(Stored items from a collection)
▬▬▬

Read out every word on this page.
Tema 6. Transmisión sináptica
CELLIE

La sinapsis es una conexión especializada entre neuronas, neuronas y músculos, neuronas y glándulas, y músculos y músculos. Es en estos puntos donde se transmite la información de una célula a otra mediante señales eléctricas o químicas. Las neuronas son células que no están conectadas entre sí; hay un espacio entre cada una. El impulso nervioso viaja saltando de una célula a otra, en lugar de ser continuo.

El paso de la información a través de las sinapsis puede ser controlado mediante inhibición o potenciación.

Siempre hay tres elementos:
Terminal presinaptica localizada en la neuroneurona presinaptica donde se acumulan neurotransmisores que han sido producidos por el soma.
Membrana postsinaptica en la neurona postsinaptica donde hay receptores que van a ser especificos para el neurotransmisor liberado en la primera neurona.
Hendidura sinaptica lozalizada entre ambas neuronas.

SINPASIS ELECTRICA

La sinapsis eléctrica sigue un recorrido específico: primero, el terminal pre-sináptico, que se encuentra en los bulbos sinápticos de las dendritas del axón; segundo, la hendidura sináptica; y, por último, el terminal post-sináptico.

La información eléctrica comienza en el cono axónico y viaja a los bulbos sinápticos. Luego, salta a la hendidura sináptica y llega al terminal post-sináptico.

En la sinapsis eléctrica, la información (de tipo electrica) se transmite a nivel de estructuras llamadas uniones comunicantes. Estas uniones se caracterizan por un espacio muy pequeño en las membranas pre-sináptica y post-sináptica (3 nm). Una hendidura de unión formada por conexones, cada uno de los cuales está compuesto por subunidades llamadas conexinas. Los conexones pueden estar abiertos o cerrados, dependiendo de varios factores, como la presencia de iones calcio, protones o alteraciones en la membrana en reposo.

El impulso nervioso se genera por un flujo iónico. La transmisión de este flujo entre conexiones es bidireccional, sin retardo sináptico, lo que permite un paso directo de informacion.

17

▬▬▬

Each entry above is to be set down again in exactly the same words.

:: Solution for this exercise ::
Read out every word on this page.
Tema 6. Transmisión sináptica
CELLIE

La sinapsis es una conexión especializada entre neuronas, neuronas y músculos, neuronas y glándulas, y músculos y músculos. Es en estos puntos donde se transmite la información de una célula a otra mediante señales eléctricas o químicas. Las neuronas son células que no están conectadas entre sí; hay un espacio entre cada una. El impulso nervioso viaja saltando de una célula a otra, en lugar de ser continuo.

El paso de la información a través de las sinapsis puede ser controlado mediante inhibición o potenciación.

Siempre hay tres elementos:
Terminal presinaptica localizada en la neuroneurona presinaptica donde se acumulan neurotransmisores que han sido producidos por el soma.
Membrana postsinaptica en la neurona postsinaptica donde hay receptores que van a ser especificos para el neurotransmisor liberado en la primera neurona.
Hendidura sinaptica lozalizada entre ambas neuronas.

SINPASIS ELECTRICA

La sinapsis eléctrica sigue un recorrido específico: primero, el terminal pre-sináptico, que se encuentra en los bulbos sinápticos de las dendritas del axón; segundo, la hendidura sináptica; y, por último, el terminal post-sináptico.

La información eléctrica comienza en el cono axónico y viaja a los bulbos sinápticos. Luego, salta a la hendidura sináptica y llega al terminal post-sináptico.

En la sinapsis eléctrica, la información (de tipo electrica) se transmite a nivel de estructuras llamadas uniones comunicantes. Estas uniones se caracterizan por un espacio muy pequeño en las membranas pre-sináptica y post-sináptica (3 nm). Una hendidura de unión formada por conexones, cada uno de los cuales está compuesto por subunidades llamadas conexinas. Los conexones pueden estar abiertos o cerrados, dependiendo de varios factores, como la presencia de iones calcio, protones o alteraciones en la membrana en reposo.

El impulso nervioso se genera por un flujo iónico. La transmisión de este flujo entre conexiones es bidireccional, sin retardo sináptico, lo que permite un paso directo de informacion.

17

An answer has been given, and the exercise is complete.